» **EXERCISE PROMPT**:
Report, word for word, every line of the material that contains "lograteN".

» **RECORD SET**:

►

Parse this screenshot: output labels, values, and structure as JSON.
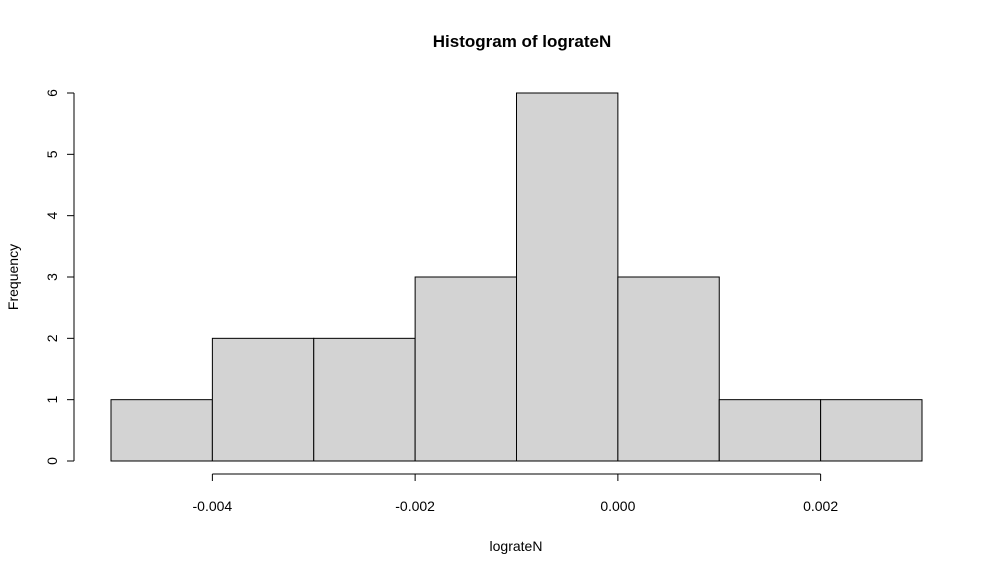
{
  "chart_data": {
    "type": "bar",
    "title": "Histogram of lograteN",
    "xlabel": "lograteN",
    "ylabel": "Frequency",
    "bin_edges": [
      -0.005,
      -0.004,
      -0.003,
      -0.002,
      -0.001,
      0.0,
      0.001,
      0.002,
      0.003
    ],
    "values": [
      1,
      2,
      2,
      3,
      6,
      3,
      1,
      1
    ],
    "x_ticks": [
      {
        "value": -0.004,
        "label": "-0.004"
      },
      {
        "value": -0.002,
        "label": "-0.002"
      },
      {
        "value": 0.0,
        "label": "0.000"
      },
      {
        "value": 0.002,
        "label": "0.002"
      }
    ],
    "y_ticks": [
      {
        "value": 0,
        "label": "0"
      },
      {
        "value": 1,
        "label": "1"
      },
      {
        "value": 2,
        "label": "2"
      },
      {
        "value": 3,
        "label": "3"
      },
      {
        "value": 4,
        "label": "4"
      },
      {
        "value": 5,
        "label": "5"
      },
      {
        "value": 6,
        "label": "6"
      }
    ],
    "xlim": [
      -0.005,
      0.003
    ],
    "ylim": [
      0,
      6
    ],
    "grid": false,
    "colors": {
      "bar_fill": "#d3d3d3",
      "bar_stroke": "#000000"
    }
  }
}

◄

» **SOLUTION TO THIS EXERCISE**:
    "title": "Histogram of lograteN",
    "xlabel": "lograteN",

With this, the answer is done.